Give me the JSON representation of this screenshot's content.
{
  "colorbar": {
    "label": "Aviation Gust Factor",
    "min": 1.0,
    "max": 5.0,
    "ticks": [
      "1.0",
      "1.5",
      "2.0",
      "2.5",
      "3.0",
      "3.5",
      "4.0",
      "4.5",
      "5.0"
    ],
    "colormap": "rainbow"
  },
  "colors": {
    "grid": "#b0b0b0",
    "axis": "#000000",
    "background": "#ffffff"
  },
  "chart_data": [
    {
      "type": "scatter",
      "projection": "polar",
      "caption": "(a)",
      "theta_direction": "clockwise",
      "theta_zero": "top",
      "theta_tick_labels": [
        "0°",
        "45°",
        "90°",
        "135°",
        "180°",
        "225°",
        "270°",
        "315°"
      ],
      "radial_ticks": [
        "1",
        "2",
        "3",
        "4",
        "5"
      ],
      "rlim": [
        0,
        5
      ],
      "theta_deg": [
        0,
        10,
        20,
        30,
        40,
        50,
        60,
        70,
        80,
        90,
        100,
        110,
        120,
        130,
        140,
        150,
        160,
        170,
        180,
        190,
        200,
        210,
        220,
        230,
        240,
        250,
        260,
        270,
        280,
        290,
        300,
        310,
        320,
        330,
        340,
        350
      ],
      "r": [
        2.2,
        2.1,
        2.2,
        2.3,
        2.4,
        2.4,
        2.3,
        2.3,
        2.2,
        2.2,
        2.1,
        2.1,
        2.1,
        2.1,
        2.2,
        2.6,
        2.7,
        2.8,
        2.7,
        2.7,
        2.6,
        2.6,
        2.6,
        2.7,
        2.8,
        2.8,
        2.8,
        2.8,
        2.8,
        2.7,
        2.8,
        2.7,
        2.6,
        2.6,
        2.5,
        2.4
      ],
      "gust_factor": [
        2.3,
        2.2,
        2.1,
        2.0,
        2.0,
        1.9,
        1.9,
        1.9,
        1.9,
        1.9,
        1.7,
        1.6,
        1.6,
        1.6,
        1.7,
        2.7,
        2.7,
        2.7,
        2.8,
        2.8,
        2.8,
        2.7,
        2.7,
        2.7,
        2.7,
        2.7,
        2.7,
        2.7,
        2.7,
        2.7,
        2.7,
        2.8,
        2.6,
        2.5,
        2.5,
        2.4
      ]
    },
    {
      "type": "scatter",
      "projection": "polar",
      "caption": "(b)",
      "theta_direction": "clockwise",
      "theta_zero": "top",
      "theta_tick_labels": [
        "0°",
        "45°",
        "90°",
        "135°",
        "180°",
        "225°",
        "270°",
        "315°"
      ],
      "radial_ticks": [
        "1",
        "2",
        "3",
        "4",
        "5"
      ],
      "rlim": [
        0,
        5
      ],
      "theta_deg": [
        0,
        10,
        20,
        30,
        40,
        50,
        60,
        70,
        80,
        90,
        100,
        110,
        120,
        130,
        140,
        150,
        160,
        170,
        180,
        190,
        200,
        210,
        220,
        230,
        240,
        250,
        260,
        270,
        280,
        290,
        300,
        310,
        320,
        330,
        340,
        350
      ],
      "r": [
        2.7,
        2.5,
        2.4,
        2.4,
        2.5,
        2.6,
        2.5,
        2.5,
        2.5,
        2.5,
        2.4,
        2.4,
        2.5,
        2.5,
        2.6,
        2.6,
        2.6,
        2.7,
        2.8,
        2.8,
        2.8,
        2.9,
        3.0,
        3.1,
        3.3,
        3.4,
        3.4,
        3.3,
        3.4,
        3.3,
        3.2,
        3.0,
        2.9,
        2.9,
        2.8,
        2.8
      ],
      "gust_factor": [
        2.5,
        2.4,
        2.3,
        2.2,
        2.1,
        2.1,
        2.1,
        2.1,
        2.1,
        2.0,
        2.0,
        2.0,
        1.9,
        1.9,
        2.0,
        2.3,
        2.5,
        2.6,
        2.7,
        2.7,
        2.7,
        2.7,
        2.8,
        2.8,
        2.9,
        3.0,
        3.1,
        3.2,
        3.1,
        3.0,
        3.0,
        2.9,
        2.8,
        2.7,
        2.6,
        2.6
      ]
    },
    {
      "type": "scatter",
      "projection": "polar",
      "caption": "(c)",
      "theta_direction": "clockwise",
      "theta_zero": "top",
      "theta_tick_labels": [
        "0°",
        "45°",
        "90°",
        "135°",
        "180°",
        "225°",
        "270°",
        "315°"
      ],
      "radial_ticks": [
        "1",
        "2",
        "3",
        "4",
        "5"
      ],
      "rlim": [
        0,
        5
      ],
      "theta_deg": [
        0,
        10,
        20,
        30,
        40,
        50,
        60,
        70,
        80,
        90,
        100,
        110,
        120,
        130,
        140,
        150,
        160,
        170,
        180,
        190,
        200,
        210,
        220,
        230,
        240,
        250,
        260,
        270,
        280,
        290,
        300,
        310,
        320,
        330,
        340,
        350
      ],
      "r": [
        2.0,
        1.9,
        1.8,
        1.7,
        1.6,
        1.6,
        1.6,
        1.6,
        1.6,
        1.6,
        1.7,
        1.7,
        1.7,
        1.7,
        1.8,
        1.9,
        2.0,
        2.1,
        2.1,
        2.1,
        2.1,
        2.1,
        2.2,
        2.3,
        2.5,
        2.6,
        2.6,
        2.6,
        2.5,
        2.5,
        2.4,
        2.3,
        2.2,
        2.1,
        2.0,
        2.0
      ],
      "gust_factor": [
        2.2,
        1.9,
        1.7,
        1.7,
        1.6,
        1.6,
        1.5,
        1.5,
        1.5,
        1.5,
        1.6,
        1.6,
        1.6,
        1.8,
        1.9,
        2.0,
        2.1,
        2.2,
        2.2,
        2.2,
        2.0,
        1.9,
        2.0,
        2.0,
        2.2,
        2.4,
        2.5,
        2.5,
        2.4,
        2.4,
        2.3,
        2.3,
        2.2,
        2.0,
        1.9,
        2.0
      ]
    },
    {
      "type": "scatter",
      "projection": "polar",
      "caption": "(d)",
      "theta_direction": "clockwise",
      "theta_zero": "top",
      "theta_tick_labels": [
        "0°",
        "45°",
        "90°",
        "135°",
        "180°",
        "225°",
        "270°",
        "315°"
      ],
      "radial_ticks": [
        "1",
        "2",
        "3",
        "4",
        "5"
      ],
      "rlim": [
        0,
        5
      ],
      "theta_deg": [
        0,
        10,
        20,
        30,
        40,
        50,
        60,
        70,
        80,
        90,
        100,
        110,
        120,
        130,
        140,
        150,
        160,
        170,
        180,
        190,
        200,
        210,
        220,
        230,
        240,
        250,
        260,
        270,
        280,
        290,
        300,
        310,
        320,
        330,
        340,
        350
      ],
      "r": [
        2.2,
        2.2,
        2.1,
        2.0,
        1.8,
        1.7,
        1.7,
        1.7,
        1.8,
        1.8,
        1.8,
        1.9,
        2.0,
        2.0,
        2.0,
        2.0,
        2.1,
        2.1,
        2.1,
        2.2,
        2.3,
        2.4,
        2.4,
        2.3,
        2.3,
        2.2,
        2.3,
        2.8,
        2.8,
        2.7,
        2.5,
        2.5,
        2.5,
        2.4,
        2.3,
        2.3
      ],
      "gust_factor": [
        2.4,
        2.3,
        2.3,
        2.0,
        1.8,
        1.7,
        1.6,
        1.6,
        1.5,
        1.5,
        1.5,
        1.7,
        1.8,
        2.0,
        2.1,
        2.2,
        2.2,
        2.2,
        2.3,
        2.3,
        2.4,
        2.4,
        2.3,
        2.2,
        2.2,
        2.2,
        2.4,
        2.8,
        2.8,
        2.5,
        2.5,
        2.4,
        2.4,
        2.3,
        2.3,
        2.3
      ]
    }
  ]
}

---------------

**Short task:** Transcribe the whole listing exactly.

**The solution:**
Give me the JSON representation of this screenshot's content.
{
  "colorbar": {
    "label": "Aviation Gust Factor",
    "min": 1.0,
    "max": 5.0,
    "ticks": [
      "1.0",
      "1.5",
      "2.0",
      "2.5",
      "3.0",
      "3.5",
      "4.0",
      "4.5",
      "5.0"
    ],
    "colormap": "rainbow"
  },
  "colors": {
    "grid": "#b0b0b0",
    "axis": "#000000",
    "background": "#ffffff"
  },
  "chart_data": [
    {
      "type": "scatter",
      "projection": "polar",
      "caption": "(a)",
      "theta_direction": "clockwise",
      "theta_zero": "top",
      "theta_tick_labels": [
        "0°",
        "45°",
        "90°",
        "135°",
        "180°",
        "225°",
        "270°",
        "315°"
      ],
      "radial_ticks": [
        "1",
        "2",
        "3",
        "4",
        "5"
      ],
      "rlim": [
        0,
        5
      ],
      "theta_deg": [
        0,
        10,
        20,
        30,
        40,
        50,
        60,
        70,
        80,
        90,
        100,
        110,
        120,
        130,
        140,
        150,
        160,
        170,
        180,
        190,
        200,
        210,
        220,
        230,
        240,
        250,
        260,
        270,
        280,
        290,
        300,
        310,
        320,
        330,
        340,
        350
      ],
      "r": [
        2.2,
        2.1,
        2.2,
        2.3,
        2.4,
        2.4,
        2.3,
        2.3,
        2.2,
        2.2,
        2.1,
        2.1,
        2.1,
        2.1,
        2.2,
        2.6,
        2.7,
        2.8,
        2.7,
        2.7,
        2.6,
        2.6,
        2.6,
        2.7,
        2.8,
        2.8,
        2.8,
        2.8,
        2.8,
        2.7,
        2.8,
        2.7,
        2.6,
        2.6,
        2.5,
        2.4
      ],
      "gust_factor": [
        2.3,
        2.2,
        2.1,
        2.0,
        2.0,
        1.9,
        1.9,
        1.9,
        1.9,
        1.9,
        1.7,
        1.6,
        1.6,
        1.6,
        1.7,
        2.7,
        2.7,
        2.7,
        2.8,
        2.8,
        2.8,
        2.7,
        2.7,
        2.7,
        2.7,
        2.7,
        2.7,
        2.7,
        2.7,
        2.7,
        2.7,
        2.8,
        2.6,
        2.5,
        2.5,
        2.4
      ]
    },
    {
      "type": "scatter",
      "projection": "polar",
      "caption": "(b)",
      "theta_direction": "clockwise",
      "theta_zero": "top",
      "theta_tick_labels": [
        "0°",
        "45°",
        "90°",
        "135°",
        "180°",
        "225°",
        "270°",
        "315°"
      ],
      "radial_ticks": [
        "1",
        "2",
        "3",
        "4",
        "5"
      ],
      "rlim": [
        0,
        5
      ],
      "theta_deg": [
        0,
        10,
        20,
        30,
        40,
        50,
        60,
        70,
        80,
        90,
        100,
        110,
        120,
        130,
        140,
        150,
        160,
        170,
        180,
        190,
        200,
        210,
        220,
        230,
        240,
        250,
        260,
        270,
        280,
        290,
        300,
        310,
        320,
        330,
        340,
        350
      ],
      "r": [
        2.7,
        2.5,
        2.4,
        2.4,
        2.5,
        2.6,
        2.5,
        2.5,
        2.5,
        2.5,
        2.4,
        2.4,
        2.5,
        2.5,
        2.6,
        2.6,
        2.6,
        2.7,
        2.8,
        2.8,
        2.8,
        2.9,
        3.0,
        3.1,
        3.3,
        3.4,
        3.4,
        3.3,
        3.4,
        3.3,
        3.2,
        3.0,
        2.9,
        2.9,
        2.8,
        2.8
      ],
      "gust_factor": [
        2.5,
        2.4,
        2.3,
        2.2,
        2.1,
        2.1,
        2.1,
        2.1,
        2.1,
        2.0,
        2.0,
        2.0,
        1.9,
        1.9,
        2.0,
        2.3,
        2.5,
        2.6,
        2.7,
        2.7,
        2.7,
        2.7,
        2.8,
        2.8,
        2.9,
        3.0,
        3.1,
        3.2,
        3.1,
        3.0,
        3.0,
        2.9,
        2.8,
        2.7,
        2.6,
        2.6
      ]
    },
    {
      "type": "scatter",
      "projection": "polar",
      "caption": "(c)",
      "theta_direction": "clockwise",
      "theta_zero": "top",
      "theta_tick_labels": [
        "0°",
        "45°",
        "90°",
        "135°",
        "180°",
        "225°",
        "270°",
        "315°"
      ],
      "radial_ticks": [
        "1",
        "2",
        "3",
        "4",
        "5"
      ],
      "rlim": [
        0,
        5
      ],
      "theta_deg": [
        0,
        10,
        20,
        30,
        40,
        50,
        60,
        70,
        80,
        90,
        100,
        110,
        120,
        130,
        140,
        150,
        160,
        170,
        180,
        190,
        200,
        210,
        220,
        230,
        240,
        250,
        260,
        270,
        280,
        290,
        300,
        310,
        320,
        330,
        340,
        350
      ],
      "r": [
        2.0,
        1.9,
        1.8,
        1.7,
        1.6,
        1.6,
        1.6,
        1.6,
        1.6,
        1.6,
        1.7,
        1.7,
        1.7,
        1.7,
        1.8,
        1.9,
        2.0,
        2.1,
        2.1,
        2.1,
        2.1,
        2.1,
        2.2,
        2.3,
        2.5,
        2.6,
        2.6,
        2.6,
        2.5,
        2.5,
        2.4,
        2.3,
        2.2,
        2.1,
        2.0,
        2.0
      ],
      "gust_factor": [
        2.2,
        1.9,
        1.7,
        1.7,
        1.6,
        1.6,
        1.5,
        1.5,
        1.5,
        1.5,
        1.6,
        1.6,
        1.6,
        1.8,
        1.9,
        2.0,
        2.1,
        2.2,
        2.2,
        2.2,
        2.0,
        1.9,
        2.0,
        2.0,
        2.2,
        2.4,
        2.5,
        2.5,
        2.4,
        2.4,
        2.3,
        2.3,
        2.2,
        2.0,
        1.9,
        2.0
      ]
    },
    {
      "type": "scatter",
      "projection": "polar",
      "caption": "(d)",
      "theta_direction": "clockwise",
      "theta_zero": "top",
      "theta_tick_labels": [
        "0°",
        "45°",
        "90°",
        "135°",
        "180°",
        "225°",
        "270°",
        "315°"
      ],
      "radial_ticks": [
        "1",
        "2",
        "3",
        "4",
        "5"
      ],
      "rlim": [
        0,
        5
      ],
      "theta_deg": [
        0,
        10,
        20,
        30,
        40,
        50,
        60,
        70,
        80,
        90,
        100,
        110,
        120,
        130,
        140,
        150,
        160,
        170,
        180,
        190,
        200,
        210,
        220,
        230,
        240,
        250,
        260,
        270,
        280,
        290,
        300,
        310,
        320,
        330,
        340,
        350
      ],
      "r": [
        2.2,
        2.2,
        2.1,
        2.0,
        1.8,
        1.7,
        1.7,
        1.7,
        1.8,
        1.8,
        1.8,
        1.9,
        2.0,
        2.0,
        2.0,
        2.0,
        2.1,
        2.1,
        2.1,
        2.2,
        2.3,
        2.4,
        2.4,
        2.3,
        2.3,
        2.2,
        2.3,
        2.8,
        2.8,
        2.7,
        2.5,
        2.5,
        2.5,
        2.4,
        2.3,
        2.3
      ],
      "gust_factor": [
        2.4,
        2.3,
        2.3,
        2.0,
        1.8,
        1.7,
        1.6,
        1.6,
        1.5,
        1.5,
        1.5,
        1.7,
        1.8,
        2.0,
        2.1,
        2.2,
        2.2,
        2.2,
        2.3,
        2.3,
        2.4,
        2.4,
        2.3,
        2.2,
        2.2,
        2.2,
        2.4,
        2.8,
        2.8,
        2.5,
        2.5,
        2.4,
        2.4,
        2.3,
        2.3,
        2.3
      ]
    }
  ]
}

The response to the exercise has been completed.